Data records:
---*---

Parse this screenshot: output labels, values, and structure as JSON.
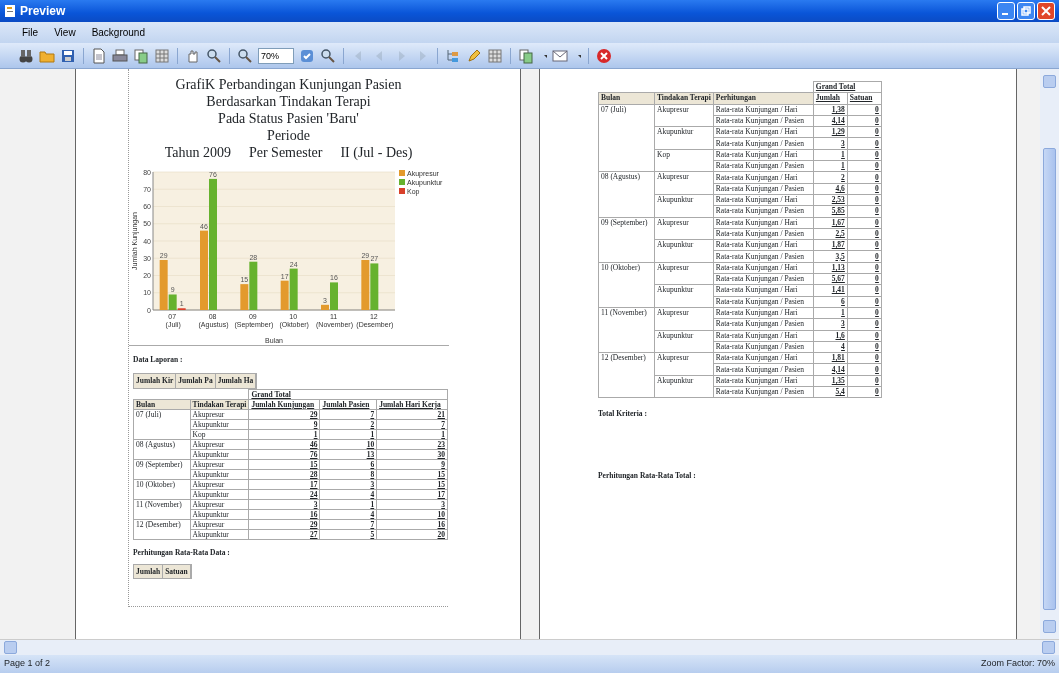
{
  "window": {
    "title": "Preview"
  },
  "menu": [
    {
      "label": "File"
    },
    {
      "label": "View"
    },
    {
      "label": "Background"
    }
  ],
  "toolbar": {
    "zoom_value": "70%"
  },
  "left_page": {
    "title_lines": [
      "GrafiK Perbandingan Kunjungan Pasien",
      "Berdasarkan Tindakan Terapi",
      "Pada Status Pasien 'Baru'",
      "Periode"
    ],
    "period_parts": [
      "Tahun 2009",
      "Per Semester",
      "II (Jul - Des)"
    ],
    "chart_data": {
      "type": "bar",
      "xlabel": "Bulan",
      "ylabel": "Jumlah Kunjungan",
      "categories": [
        "07 (Juli)",
        "08 (Agustus)",
        "09 (September)",
        "10 (Oktober)",
        "11 (November)",
        "12 (Desember)"
      ],
      "yticks": [
        0,
        10,
        20,
        30,
        40,
        50,
        60,
        70,
        80
      ],
      "ylim": [
        0,
        80
      ],
      "data_labels": true,
      "grid": true,
      "legend": true,
      "series": [
        {
          "name": "Akupresur",
          "color": "#e39a2d",
          "values": [
            29,
            46,
            15,
            17,
            3,
            29
          ]
        },
        {
          "name": "Akupunktur",
          "color": "#66b22e",
          "values": [
            9,
            76,
            28,
            24,
            16,
            27
          ]
        },
        {
          "name": "Kop",
          "color": "#d9402a",
          "values": [
            1,
            null,
            null,
            null,
            null,
            null
          ]
        }
      ]
    },
    "data_heading": "Data Laporan :",
    "field_headers": [
      "Jumlah Kir",
      "Jumlah Pa",
      "Jumlah Ha"
    ],
    "table": {
      "group_header": "Grand Total",
      "columns": [
        "Bulan",
        "Tindakan Terapi",
        "Jumlah Kunjungan",
        "Jumlah Pasien",
        "Jumlah Hari Kerja"
      ],
      "groups": [
        {
          "month": "07 (Juli)",
          "rows": [
            {
              "therapy": "Akupresur",
              "values": [
                "29",
                "7",
                "21"
              ]
            },
            {
              "therapy": "Akupunktur",
              "values": [
                "9",
                "2",
                "7"
              ]
            },
            {
              "therapy": "Kop",
              "values": [
                "1",
                "1",
                "1"
              ]
            }
          ]
        },
        {
          "month": "08 (Agustus)",
          "rows": [
            {
              "therapy": "Akupresur",
              "values": [
                "46",
                "10",
                "23"
              ]
            },
            {
              "therapy": "Akupunktur",
              "values": [
                "76",
                "13",
                "30"
              ]
            }
          ]
        },
        {
          "month": "09 (September)",
          "rows": [
            {
              "therapy": "Akupresur",
              "values": [
                "15",
                "6",
                "9"
              ]
            },
            {
              "therapy": "Akupunktur",
              "values": [
                "28",
                "8",
                "15"
              ]
            }
          ]
        },
        {
          "month": "10 (Oktober)",
          "rows": [
            {
              "therapy": "Akupresur",
              "values": [
                "17",
                "3",
                "15"
              ]
            },
            {
              "therapy": "Akupunktur",
              "values": [
                "24",
                "4",
                "17"
              ]
            }
          ]
        },
        {
          "month": "11 (November)",
          "rows": [
            {
              "therapy": "Akupresur",
              "values": [
                "3",
                "1",
                "3"
              ]
            },
            {
              "therapy": "Akupunktur",
              "values": [
                "16",
                "4",
                "10"
              ]
            }
          ]
        },
        {
          "month": "12 (Desember)",
          "rows": [
            {
              "therapy": "Akupresur",
              "values": [
                "29",
                "7",
                "16"
              ]
            },
            {
              "therapy": "Akupunktur",
              "values": [
                "27",
                "5",
                "20"
              ]
            }
          ]
        }
      ]
    },
    "avg_heading": "Perhitungan Rata-Rata Data :",
    "avg_fields": [
      "Jumlah",
      "Satuan"
    ]
  },
  "right_page": {
    "table": {
      "group_header": "Grand Total",
      "columns": [
        "Bulan",
        "Tindakan Terapi",
        "Perhitungan",
        "Jumlah",
        "Satuan"
      ],
      "groups": [
        {
          "month": "07 (Juli)",
          "therapies": [
            {
              "name": "Akupresur",
              "rows": [
                {
                  "calc": "Rata-rata Kunjungan / Hari",
                  "jumlah": "1,38",
                  "satuan": "0"
                },
                {
                  "calc": "Rata-rata Kunjungan / Pasien",
                  "jumlah": "4,14",
                  "satuan": "0"
                }
              ]
            },
            {
              "name": "Akupunktur",
              "rows": [
                {
                  "calc": "Rata-rata Kunjungan / Hari",
                  "jumlah": "1,29",
                  "satuan": "0"
                },
                {
                  "calc": "Rata-rata Kunjungan / Pasien",
                  "jumlah": "3",
                  "satuan": "0"
                }
              ]
            },
            {
              "name": "Kop",
              "rows": [
                {
                  "calc": "Rata-rata Kunjungan / Hari",
                  "jumlah": "1",
                  "satuan": "0"
                },
                {
                  "calc": "Rata-rata Kunjungan / Pasien",
                  "jumlah": "1",
                  "satuan": "0"
                }
              ]
            }
          ]
        },
        {
          "month": "08 (Agustus)",
          "therapies": [
            {
              "name": "Akupresur",
              "rows": [
                {
                  "calc": "Rata-rata Kunjungan / Hari",
                  "jumlah": "2",
                  "satuan": "0"
                },
                {
                  "calc": "Rata-rata Kunjungan / Pasien",
                  "jumlah": "4,6",
                  "satuan": "0"
                }
              ]
            },
            {
              "name": "Akupunktur",
              "rows": [
                {
                  "calc": "Rata-rata Kunjungan / Hari",
                  "jumlah": "2,53",
                  "satuan": "0"
                },
                {
                  "calc": "Rata-rata Kunjungan / Pasien",
                  "jumlah": "5,85",
                  "satuan": "0"
                }
              ]
            }
          ]
        },
        {
          "month": "09 (September)",
          "therapies": [
            {
              "name": "Akupresur",
              "rows": [
                {
                  "calc": "Rata-rata Kunjungan / Hari",
                  "jumlah": "1,67",
                  "satuan": "0"
                },
                {
                  "calc": "Rata-rata Kunjungan / Pasien",
                  "jumlah": "2,5",
                  "satuan": "0"
                }
              ]
            },
            {
              "name": "Akupunktur",
              "rows": [
                {
                  "calc": "Rata-rata Kunjungan / Hari",
                  "jumlah": "1,87",
                  "satuan": "0"
                },
                {
                  "calc": "Rata-rata Kunjungan / Pasien",
                  "jumlah": "3,5",
                  "satuan": "0"
                }
              ]
            }
          ]
        },
        {
          "month": "10 (Oktober)",
          "therapies": [
            {
              "name": "Akupresur",
              "rows": [
                {
                  "calc": "Rata-rata Kunjungan / Hari",
                  "jumlah": "1,13",
                  "satuan": "0"
                },
                {
                  "calc": "Rata-rata Kunjungan / Pasien",
                  "jumlah": "5,67",
                  "satuan": "0"
                }
              ]
            },
            {
              "name": "Akupunktur",
              "rows": [
                {
                  "calc": "Rata-rata Kunjungan / Hari",
                  "jumlah": "1,41",
                  "satuan": "0"
                },
                {
                  "calc": "Rata-rata Kunjungan / Pasien",
                  "jumlah": "6",
                  "satuan": "0"
                }
              ]
            }
          ]
        },
        {
          "month": "11 (November)",
          "therapies": [
            {
              "name": "Akupresur",
              "rows": [
                {
                  "calc": "Rata-rata Kunjungan / Hari",
                  "jumlah": "1",
                  "satuan": "0"
                },
                {
                  "calc": "Rata-rata Kunjungan / Pasien",
                  "jumlah": "3",
                  "satuan": "0"
                }
              ]
            },
            {
              "name": "Akupunktur",
              "rows": [
                {
                  "calc": "Rata-rata Kunjungan / Hari",
                  "jumlah": "1,6",
                  "satuan": "0"
                },
                {
                  "calc": "Rata-rata Kunjungan / Pasien",
                  "jumlah": "4",
                  "satuan": "0"
                }
              ]
            }
          ]
        },
        {
          "month": "12 (Desember)",
          "therapies": [
            {
              "name": "Akupresur",
              "rows": [
                {
                  "calc": "Rata-rata Kunjungan / Hari",
                  "jumlah": "1,81",
                  "satuan": "0"
                },
                {
                  "calc": "Rata-rata Kunjungan / Pasien",
                  "jumlah": "4,14",
                  "satuan": "0"
                }
              ]
            },
            {
              "name": "Akupunktur",
              "rows": [
                {
                  "calc": "Rata-rata Kunjungan / Hari",
                  "jumlah": "1,35",
                  "satuan": "0"
                },
                {
                  "calc": "Rata-rata Kunjungan / Pasien",
                  "jumlah": "5,4",
                  "satuan": "0"
                }
              ]
            }
          ]
        }
      ]
    },
    "total_heading": "Total Kriteria :",
    "avg_total_heading": "Perhitungan Rata-Rata Total :"
  },
  "status_bar": {
    "page": "Page 1 of 2",
    "zoom": "Zoom Factor: 70%"
  }
}
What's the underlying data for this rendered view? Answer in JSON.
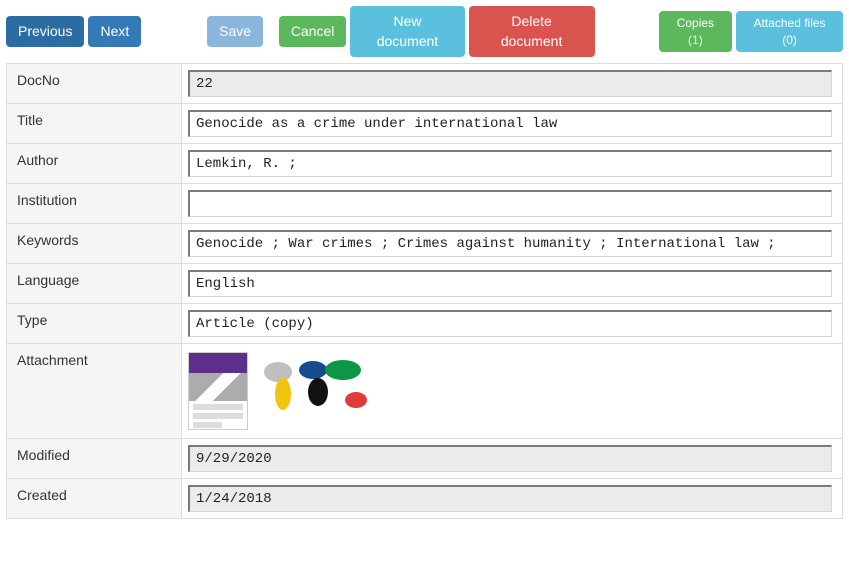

---*---

Written instruction:
In the lines above, locate the string "JSON". Copy every line where it occurs.

Correct output:
Parse this screenshot: output labels, values, and structure as JSON.
What's the underlying data for this rendered view? Answer in JSON.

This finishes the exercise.